Objective: Among the entries below, count the lines that contain the word "rewards". Write down only the total.

----------------------------------------

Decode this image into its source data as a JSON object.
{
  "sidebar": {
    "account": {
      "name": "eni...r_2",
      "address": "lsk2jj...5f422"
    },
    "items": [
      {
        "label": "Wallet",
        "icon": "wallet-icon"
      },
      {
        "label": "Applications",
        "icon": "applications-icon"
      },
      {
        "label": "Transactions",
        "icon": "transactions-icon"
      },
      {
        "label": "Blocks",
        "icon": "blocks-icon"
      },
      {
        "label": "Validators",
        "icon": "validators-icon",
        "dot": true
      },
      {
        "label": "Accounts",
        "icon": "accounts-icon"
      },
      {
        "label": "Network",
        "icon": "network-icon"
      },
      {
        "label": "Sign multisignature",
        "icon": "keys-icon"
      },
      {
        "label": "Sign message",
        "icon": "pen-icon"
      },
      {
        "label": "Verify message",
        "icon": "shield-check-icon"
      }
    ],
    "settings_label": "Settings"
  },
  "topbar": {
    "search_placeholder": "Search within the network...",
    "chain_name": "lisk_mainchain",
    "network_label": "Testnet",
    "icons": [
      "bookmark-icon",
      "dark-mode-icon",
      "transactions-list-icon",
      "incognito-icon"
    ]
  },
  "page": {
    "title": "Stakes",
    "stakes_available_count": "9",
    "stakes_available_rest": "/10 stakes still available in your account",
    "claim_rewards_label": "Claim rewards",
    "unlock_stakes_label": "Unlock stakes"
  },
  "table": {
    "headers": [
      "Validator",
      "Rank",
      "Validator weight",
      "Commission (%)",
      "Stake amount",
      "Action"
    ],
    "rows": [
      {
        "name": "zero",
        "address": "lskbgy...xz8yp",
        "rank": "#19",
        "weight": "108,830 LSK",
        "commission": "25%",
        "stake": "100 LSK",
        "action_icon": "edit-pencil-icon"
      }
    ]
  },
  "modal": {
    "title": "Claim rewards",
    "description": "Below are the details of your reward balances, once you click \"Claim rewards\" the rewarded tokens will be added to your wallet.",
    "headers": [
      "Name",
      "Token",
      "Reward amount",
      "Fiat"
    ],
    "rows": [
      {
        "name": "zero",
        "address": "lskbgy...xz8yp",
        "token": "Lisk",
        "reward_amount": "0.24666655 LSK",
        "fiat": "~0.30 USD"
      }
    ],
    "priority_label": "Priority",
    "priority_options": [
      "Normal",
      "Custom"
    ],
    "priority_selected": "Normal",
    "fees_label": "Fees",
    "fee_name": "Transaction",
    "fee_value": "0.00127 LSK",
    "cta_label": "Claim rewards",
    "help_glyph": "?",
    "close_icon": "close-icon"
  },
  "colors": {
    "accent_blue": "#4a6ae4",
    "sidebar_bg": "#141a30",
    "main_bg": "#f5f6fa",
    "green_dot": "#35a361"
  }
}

----------------------------------------

Correct result: 4